Task statement: Each entry that follows must be output without any deviation.

Data entries:
------------------------------------------------------------------------

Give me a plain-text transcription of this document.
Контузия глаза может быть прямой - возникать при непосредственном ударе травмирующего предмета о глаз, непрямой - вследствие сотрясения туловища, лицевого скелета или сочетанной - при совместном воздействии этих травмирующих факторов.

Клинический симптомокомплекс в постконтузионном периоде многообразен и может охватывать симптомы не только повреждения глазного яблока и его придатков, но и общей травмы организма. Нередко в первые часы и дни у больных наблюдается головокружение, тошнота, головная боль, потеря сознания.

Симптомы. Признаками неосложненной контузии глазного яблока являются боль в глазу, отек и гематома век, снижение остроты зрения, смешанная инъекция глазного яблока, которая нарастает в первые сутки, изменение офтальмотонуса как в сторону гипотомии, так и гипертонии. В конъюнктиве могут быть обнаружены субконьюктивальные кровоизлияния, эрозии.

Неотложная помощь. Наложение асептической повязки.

------------------------------------------------------------------------

Task answer:
Give me a plain-text transcription of this document.
Контузия глаза может быть прямой - возникать при непосредственном ударе травмирующего предмета о глаз, непрямой - вследствие сотрясения туловища, лицевого скелета или сочетанной - при совместном воздействии этих травмирующих факторов.

Клинический симптомокомплекс в постконтузионном периоде многообразен и может охватывать симптомы не только повреждения глазного яблока и его придатков, но и общей травмы организма. Нередко в первые часы и дни у больных наблюдается головокружение, тошнота, головная боль, потеря сознания.

Симптомы. Признаками неосложненной контузии глазного яблока являются боль в глазу, отек и гематома век, снижение остроты зрения, смешанная инъекция глазного яблока, которая нарастает в первые сутки, изменение офтальмотонуса как в сторону гипотомии, так и гипертонии. В конъюнктиве могут быть обнаружены субконьюктивальные кровоизлияния, эрозии.

Неотложная помощь. Наложение асептической повязки.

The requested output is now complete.